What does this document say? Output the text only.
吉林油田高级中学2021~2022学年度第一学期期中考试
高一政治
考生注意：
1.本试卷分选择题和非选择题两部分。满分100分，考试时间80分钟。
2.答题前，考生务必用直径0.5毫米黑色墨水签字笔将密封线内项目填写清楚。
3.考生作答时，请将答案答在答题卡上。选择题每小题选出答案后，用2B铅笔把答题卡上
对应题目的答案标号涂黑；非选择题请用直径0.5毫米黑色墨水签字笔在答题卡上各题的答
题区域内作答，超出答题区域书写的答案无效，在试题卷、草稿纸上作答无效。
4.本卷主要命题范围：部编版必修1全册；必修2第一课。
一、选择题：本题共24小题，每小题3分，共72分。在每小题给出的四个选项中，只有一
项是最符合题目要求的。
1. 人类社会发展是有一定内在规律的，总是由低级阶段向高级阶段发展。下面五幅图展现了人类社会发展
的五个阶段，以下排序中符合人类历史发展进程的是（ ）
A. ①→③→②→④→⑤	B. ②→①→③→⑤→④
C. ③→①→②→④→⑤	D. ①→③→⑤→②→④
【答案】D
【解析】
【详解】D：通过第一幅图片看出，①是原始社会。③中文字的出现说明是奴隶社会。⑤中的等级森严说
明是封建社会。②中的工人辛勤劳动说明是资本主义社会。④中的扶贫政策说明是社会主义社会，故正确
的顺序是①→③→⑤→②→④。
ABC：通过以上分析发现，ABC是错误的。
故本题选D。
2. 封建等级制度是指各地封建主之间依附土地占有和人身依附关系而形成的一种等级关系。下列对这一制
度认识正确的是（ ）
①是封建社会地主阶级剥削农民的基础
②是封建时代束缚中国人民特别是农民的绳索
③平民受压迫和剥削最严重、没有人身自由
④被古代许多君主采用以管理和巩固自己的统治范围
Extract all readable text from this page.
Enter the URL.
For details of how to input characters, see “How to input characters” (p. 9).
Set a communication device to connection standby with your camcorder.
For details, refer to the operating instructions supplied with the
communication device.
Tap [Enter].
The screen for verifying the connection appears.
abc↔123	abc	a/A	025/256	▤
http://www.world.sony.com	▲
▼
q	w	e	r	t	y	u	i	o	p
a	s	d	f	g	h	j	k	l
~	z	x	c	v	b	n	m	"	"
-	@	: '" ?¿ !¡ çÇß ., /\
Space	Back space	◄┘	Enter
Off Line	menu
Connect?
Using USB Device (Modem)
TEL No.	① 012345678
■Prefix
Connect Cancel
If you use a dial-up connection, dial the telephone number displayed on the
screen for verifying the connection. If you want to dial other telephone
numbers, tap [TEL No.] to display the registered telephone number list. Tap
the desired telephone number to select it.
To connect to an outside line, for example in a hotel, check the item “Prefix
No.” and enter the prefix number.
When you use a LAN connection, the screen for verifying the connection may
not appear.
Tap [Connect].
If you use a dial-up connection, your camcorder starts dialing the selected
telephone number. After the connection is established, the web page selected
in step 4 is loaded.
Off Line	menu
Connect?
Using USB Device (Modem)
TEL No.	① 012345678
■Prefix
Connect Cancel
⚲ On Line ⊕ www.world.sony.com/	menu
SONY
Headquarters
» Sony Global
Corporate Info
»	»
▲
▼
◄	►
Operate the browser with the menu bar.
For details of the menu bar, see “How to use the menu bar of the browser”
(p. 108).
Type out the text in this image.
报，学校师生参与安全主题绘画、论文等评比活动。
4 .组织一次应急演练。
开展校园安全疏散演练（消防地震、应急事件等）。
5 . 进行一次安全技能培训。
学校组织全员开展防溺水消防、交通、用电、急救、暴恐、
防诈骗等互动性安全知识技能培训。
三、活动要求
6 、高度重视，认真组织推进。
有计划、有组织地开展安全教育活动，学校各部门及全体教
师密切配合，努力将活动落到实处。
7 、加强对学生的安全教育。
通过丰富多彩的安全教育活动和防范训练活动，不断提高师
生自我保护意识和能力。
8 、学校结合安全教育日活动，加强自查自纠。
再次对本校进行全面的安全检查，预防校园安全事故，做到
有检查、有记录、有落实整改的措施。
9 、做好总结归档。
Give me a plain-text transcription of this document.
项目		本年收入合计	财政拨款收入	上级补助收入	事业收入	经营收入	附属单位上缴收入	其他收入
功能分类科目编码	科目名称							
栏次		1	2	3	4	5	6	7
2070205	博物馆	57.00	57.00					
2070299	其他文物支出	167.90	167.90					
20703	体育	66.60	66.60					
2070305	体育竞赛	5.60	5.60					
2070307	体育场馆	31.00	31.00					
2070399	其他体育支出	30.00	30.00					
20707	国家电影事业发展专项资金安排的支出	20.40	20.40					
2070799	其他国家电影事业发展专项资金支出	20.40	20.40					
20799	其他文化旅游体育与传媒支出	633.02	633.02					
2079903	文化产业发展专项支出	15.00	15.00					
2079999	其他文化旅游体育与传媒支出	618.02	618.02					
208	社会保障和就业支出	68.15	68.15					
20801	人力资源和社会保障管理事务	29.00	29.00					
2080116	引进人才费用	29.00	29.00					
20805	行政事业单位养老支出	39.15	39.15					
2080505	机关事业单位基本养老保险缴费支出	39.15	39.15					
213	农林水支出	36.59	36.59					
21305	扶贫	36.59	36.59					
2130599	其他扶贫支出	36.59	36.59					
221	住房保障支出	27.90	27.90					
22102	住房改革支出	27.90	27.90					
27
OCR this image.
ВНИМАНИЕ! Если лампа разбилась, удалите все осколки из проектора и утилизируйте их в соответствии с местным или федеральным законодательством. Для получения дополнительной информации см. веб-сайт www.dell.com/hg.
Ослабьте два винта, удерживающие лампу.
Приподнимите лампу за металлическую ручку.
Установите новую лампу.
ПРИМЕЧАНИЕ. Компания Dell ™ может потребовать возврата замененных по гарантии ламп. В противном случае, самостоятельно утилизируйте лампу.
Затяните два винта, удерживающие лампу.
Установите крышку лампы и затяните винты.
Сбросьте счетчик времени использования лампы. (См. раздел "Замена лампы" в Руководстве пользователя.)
=-=-=-=-=
▸ **WHAT THE TASK ASKS**:
The entries above must be returned exactly.

▸ **EXERCISE SOLUTION**:
What does this document say? Output the text only.
吉林油田高级中学2021~2022学年度第一学期期中考试
高一政治
考生注意：
1.本试卷分选择题和非选择题两部分。满分100分，考试时间80分钟。
2.答题前，考生务必用直径0.5毫米黑色墨水签字笔将密封线内项目填写清楚。
3.考生作答时，请将答案答在答题卡上。选择题每小题选出答案后，用2B铅笔把答题卡上
对应题目的答案标号涂黑；非选择题请用直径0.5毫米黑色墨水签字笔在答题卡上各题的答
题区域内作答，超出答题区域书写的答案无效，在试题卷、草稿纸上作答无效。
4.本卷主要命题范围：部编版必修1全册；必修2第一课。
一、选择题：本题共24小题，每小题3分，共72分。在每小题给出的四个选项中，只有一
项是最符合题目要求的。
1. 人类社会发展是有一定内在规律的，总是由低级阶段向高级阶段发展。下面五幅图展现了人类社会发展
的五个阶段，以下排序中符合人类历史发展进程的是（ ）
A. ①→③→②→④→⑤	B. ②→①→③→⑤→④
C. ③→①→②→④→⑤	D. ①→③→⑤→②→④
【答案】D
【解析】
【详解】D：通过第一幅图片看出，①是原始社会。③中文字的出现说明是奴隶社会。⑤中的等级森严说
明是封建社会。②中的工人辛勤劳动说明是资本主义社会。④中的扶贫政策说明是社会主义社会，故正确
的顺序是①→③→⑤→②→④。
ABC：通过以上分析发现，ABC是错误的。
故本题选D。
2. 封建等级制度是指各地封建主之间依附土地占有和人身依附关系而形成的一种等级关系。下列对这一制
度认识正确的是（ ）
①是封建社会地主阶级剥削农民的基础
②是封建时代束缚中国人民特别是农民的绳索
③平民受压迫和剥削最严重、没有人身自由
④被古代许多君主采用以管理和巩固自己的统治范围
Extract all readable text from this page.
Enter the URL.
For details of how to input characters, see “How to input characters” (p. 9).
Set a communication device to connection standby with your camcorder.
For details, refer to the operating instructions supplied with the
communication device.
Tap [Enter].
The screen for verifying the connection appears.
abc↔123	abc	a/A	025/256	▤
http://www.world.sony.com	▲
▼
q	w	e	r	t	y	u	i	o	p
a	s	d	f	g	h	j	k	l
~	z	x	c	v	b	n	m	"	"
-	@	: '" ?¿ !¡ çÇß ., /\
Space	Back space	◄┘	Enter
Off Line	menu
Connect?
Using USB Device (Modem)
TEL No.	① 012345678
■Prefix
Connect Cancel
If you use a dial-up connection, dial the telephone number displayed on the
screen for verifying the connection. If you want to dial other telephone
numbers, tap [TEL No.] to display the registered telephone number list. Tap
the desired telephone number to select it.
To connect to an outside line, for example in a hotel, check the item “Prefix
No.” and enter the prefix number.
When you use a LAN connection, the screen for verifying the connection may
not appear.
Tap [Connect].
If you use a dial-up connection, your camcorder starts dialing the selected
telephone number. After the connection is established, the web page selected
in step 4 is loaded.
Off Line	menu
Connect?
Using USB Device (Modem)
TEL No.	① 012345678
■Prefix
Connect Cancel
⚲ On Line ⊕ www.world.sony.com/	menu
SONY
Headquarters
» Sony Global
Corporate Info
»	»
▲
▼
◄	►
Operate the browser with the menu bar.
For details of the menu bar, see “How to use the menu bar of the browser”
(p. 108).
Type out the text in this image.
报，学校师生参与安全主题绘画、论文等评比活动。
4 .组织一次应急演练。
开展校园安全疏散演练（消防地震、应急事件等）。
5 . 进行一次安全技能培训。
学校组织全员开展防溺水消防、交通、用电、急救、暴恐、
防诈骗等互动性安全知识技能培训。
三、活动要求
6 、高度重视，认真组织推进。
有计划、有组织地开展安全教育活动，学校各部门及全体教
师密切配合，努力将活动落到实处。
7 、加强对学生的安全教育。
通过丰富多彩的安全教育活动和防范训练活动，不断提高师
生自我保护意识和能力。
8 、学校结合安全教育日活动，加强自查自纠。
再次对本校进行全面的安全检查，预防校园安全事故，做到
有检查、有记录、有落实整改的措施。
9 、做好总结归档。
Give me a plain-text transcription of this document.
项目		本年收入合计	财政拨款收入	上级补助收入	事业收入	经营收入	附属单位上缴收入	其他收入
功能分类科目编码	科目名称							
栏次		1	2	3	4	5	6	7
2070205	博物馆	57.00	57.00					
2070299	其他文物支出	167.90	167.90					
20703	体育	66.60	66.60					
2070305	体育竞赛	5.60	5.60					
2070307	体育场馆	31.00	31.00					
2070399	其他体育支出	30.00	30.00					
20707	国家电影事业发展专项资金安排的支出	20.40	20.40					
2070799	其他国家电影事业发展专项资金支出	20.40	20.40					
20799	其他文化旅游体育与传媒支出	633.02	633.02					
2079903	文化产业发展专项支出	15.00	15.00					
2079999	其他文化旅游体育与传媒支出	618.02	618.02					
208	社会保障和就业支出	68.15	68.15					
20801	人力资源和社会保障管理事务	29.00	29.00					
2080116	引进人才费用	29.00	29.00					
20805	行政事业单位养老支出	39.15	39.15					
2080505	机关事业单位基本养老保险缴费支出	39.15	39.15					
213	农林水支出	36.59	36.59					
21305	扶贫	36.59	36.59					
2130599	其他扶贫支出	36.59	36.59					
221	住房保障支出	27.90	27.90					
22102	住房改革支出	27.90	27.90					
27
OCR this image.
ВНИМАНИЕ! Если лампа разбилась, удалите все осколки из проектора и утилизируйте их в соответствии с местным или федеральным законодательством. Для получения дополнительной информации см. веб-сайт www.dell.com/hg.
Ослабьте два винта, удерживающие лампу.
Приподнимите лампу за металлическую ручку.
Установите новую лампу.
ПРИМЕЧАНИЕ. Компания Dell ™ может потребовать возврата замененных по гарантии ламп. В противном случае, самостоятельно утилизируйте лампу.
Затяните два винта, удерживающие лампу.
Установите крышку лампы и затяните винты.
Сбросьте счетчик времени использования лампы. (См. раздел "Замена лампы" в Руководстве пользователя.)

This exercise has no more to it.